» Passage provided
Heliodoro Gallego Cuesta (born 9 January 1949) is a politician of the Spanish Socialist Workers' Party (PSOE). He was a city councillor in Palencia from 1987 to 2015, and the mayor from 1991 to 1995 and 1999 to 2011. He also sat in the Senate of Spain from 1986 to 2000. He led the PSOE in the Province of Palencia from 1988 to 2008, and was president of the Spanish Federation of Municipalities and Provinces (FEMP) for 21 months from February 2006.

==Biography==
Gallego was born in Villalbarba in the Province of Valladolid, and graduated with a law degree from the University of Valladolid. He joined the Unión General de Trabajadores in 1978. As of 2006, he was married and had two children.

In 1986, Gallego was elected to the Senate of Spain by the Palencia constituency, and remained in office until 2000. In local elections the following year, he led the PSOE list in Palencia, and became the city's first Socialist mayor four years later. He lost the office to Marcelo de Manuel of the People's Party (PP) in 1995, winning it back with absolute majorities in 1999 and 2003. During Gallego's time in office, the city council built the Estadio Nueva Balastera for football and rugby, opening in 2006 at a cost of €18 million.

» Provided data

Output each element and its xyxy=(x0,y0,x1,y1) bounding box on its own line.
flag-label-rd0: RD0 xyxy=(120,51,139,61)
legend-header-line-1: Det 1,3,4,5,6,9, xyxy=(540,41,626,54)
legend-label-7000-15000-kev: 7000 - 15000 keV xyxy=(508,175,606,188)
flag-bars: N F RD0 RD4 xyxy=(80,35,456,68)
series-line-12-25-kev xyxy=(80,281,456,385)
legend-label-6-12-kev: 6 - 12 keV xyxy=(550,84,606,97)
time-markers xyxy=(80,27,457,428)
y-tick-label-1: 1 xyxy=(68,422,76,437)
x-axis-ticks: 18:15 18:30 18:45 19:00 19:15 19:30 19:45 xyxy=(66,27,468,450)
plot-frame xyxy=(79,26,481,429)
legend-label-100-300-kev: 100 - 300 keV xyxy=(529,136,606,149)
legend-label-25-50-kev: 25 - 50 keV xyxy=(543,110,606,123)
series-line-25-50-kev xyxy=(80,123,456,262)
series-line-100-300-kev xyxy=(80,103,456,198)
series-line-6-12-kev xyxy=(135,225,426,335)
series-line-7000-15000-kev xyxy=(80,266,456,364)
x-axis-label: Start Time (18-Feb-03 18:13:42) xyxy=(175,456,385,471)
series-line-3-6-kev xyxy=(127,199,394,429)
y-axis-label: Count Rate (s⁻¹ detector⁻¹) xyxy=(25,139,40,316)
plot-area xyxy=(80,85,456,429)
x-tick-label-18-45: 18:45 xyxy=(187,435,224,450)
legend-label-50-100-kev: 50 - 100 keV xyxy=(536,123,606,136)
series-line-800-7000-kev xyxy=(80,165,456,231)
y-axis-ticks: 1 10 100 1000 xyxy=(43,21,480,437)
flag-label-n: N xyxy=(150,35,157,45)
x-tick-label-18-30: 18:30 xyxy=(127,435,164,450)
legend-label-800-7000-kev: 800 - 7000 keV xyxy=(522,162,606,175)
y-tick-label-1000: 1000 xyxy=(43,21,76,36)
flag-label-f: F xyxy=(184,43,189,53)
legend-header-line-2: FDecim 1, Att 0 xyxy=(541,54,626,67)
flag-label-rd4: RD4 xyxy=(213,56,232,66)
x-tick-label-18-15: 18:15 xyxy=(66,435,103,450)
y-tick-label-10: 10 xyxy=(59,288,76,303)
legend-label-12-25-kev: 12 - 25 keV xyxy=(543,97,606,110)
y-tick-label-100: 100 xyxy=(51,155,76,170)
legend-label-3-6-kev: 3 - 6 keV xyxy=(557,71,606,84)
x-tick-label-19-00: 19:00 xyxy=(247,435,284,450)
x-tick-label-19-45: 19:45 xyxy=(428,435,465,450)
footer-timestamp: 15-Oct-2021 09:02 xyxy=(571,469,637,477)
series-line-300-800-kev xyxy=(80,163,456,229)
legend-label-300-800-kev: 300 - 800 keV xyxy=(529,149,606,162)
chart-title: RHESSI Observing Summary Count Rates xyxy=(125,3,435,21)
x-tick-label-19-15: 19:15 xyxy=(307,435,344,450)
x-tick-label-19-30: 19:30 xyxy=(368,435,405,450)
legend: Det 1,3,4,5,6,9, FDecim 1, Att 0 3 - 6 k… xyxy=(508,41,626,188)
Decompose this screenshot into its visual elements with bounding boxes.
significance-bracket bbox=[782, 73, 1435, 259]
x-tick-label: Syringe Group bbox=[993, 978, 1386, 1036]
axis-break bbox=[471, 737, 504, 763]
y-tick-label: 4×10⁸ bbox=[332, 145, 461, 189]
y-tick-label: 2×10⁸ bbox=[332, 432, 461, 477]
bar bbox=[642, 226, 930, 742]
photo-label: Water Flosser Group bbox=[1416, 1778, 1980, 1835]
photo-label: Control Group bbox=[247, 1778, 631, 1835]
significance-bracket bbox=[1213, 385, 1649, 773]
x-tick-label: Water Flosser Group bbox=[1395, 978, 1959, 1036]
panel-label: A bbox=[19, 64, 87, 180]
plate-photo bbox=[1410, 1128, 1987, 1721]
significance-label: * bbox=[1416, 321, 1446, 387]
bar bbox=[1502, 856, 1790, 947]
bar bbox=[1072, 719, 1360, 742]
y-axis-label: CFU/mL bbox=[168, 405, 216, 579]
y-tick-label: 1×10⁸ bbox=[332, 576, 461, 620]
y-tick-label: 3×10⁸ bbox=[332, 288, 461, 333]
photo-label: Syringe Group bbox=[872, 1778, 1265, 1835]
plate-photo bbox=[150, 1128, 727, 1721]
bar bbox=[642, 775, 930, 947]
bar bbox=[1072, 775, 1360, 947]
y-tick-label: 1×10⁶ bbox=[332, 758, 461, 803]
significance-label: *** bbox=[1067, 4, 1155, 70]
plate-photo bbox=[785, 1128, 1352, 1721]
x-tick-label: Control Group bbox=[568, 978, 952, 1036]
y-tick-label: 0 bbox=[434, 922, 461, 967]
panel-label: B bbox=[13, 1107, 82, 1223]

» Activity A
Do these statements agree with the passage on Heliodoro Gallego? For each, answer yes or no and quote the words of the passage that decide it. (i) Gallego was born in the city of Palencia. (ii) Gallego joined the Unión General de Trabajadores in 1978. (iii) Gallego lost the mayor's office to Marcelo de Manuel in 1995.
» Activity B
According to the passage on Heliodoro Gallego, what did the Estadio Nueva Balastera cost?
» Activity C
Please extend the passage on Heliodoro Gallego, starting after its last sentence.

» Written answer A
(i) No: "Gallego was born in Villalbarba in the Province of Valladolid"
(ii) Yes: "He joined the Unión General de Trabajadores in 1978."
(iii) Yes: "He lost the office to Marcelo de Manuel of the People's Party (PP) in 1995"

» Written answer B
€18 million.

» Written answer C
In February 2006, Gallego was elected leader of the Spanish Federation of Municipalities and Provinces (FEMP), replacing Francisco Vázquez Vázquez of A Coruña. In November 2007, the PSOE substituted him for Pedro Castro Vázquez of Getafe. In May that year, he won another term as mayor of Palencia, retaining his party's 13 seats on the council.

Gallego was secretary-general of the PSOE in the Province of Palencia from 1988 to his decision not to run in November 2008, endorsing the uncontested candidacy of congressional deputy Julio Villarrubia. Disagreement with Gallego's late withdrawal resulted in 10.4% of delegates at the election not voting for Villarubia. In the 2011 Spanish local elections, Gallego's 12-year mandate ended as Alfonso Polanco of the PP became mayor. He remained as leader of the opposition, announcing in February 2015 that he would not stand in that year's election.